▶ [OBJECTIVE] Word for word, transcribe the lines below and drop the pictures.
━━━━━━━━━━━━━━━━━━━━
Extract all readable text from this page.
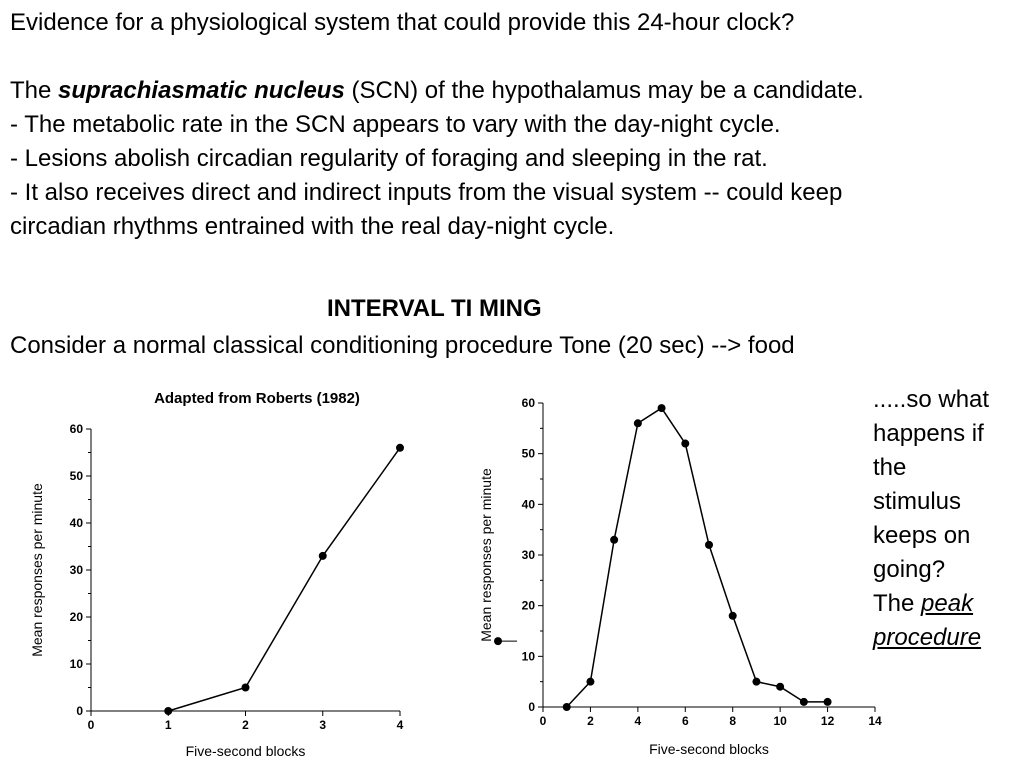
Evidence for a physiological system that could provide this 24-hour clock?
The suprachiasmatic nucleus (SCN) of the hypothalamus may be a candidate.
- The metabolic rate in the SCN appears to vary with the day-night cycle.
- Lesions abolish circadian regularity of foraging and sleeping in the rat.
- It also receives direct and indirect inputs from the visual system -- could keep
circadian rhythms entrained with the real day-night cycle.
INTERVAL TI MING
Consider a normal classical conditioning procedure Tone (20 sec) --> food
.....so what
happens if
the
stimulus
keeps on
going?
The peak
procedure
Adapted from Roberts (1982)
0
10
20
30
40
50
60
0	1	2	3	4
Five-second blocks
Mean responses per minute
0
10
20
30
40
50
60
0	2	4	6	8	10	12	14
Five-second blocks
Mean responses per minute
━━━━━━━━━━━━━━━━━━━━
▶ [OUTPUT FOR THIS EXERCISE]
Extract all readable text from this page.
Evidence for a physiological system that could provide this 24-hour clock?
The suprachiasmatic nucleus (SCN) of the hypothalamus may be a candidate.
- The metabolic rate in the SCN appears to vary with the day-night cycle.
- Lesions abolish circadian regularity of foraging and sleeping in the rat.
- It also receives direct and indirect inputs from the visual system -- could keep
circadian rhythms entrained with the real day-night cycle.
INTERVAL TI MING
Consider a normal classical conditioning procedure Tone (20 sec) --> food
.....so what
happens if
the
stimulus
keeps on
going?
The peak
procedure
Adapted from Roberts (1982)
0
10
20
30
40
50
60
0	1	2	3	4
Five-second blocks
Mean responses per minute
0
10
20
30
40
50
60
0	2	4	6	8	10	12	14
Five-second blocks
Mean responses per minute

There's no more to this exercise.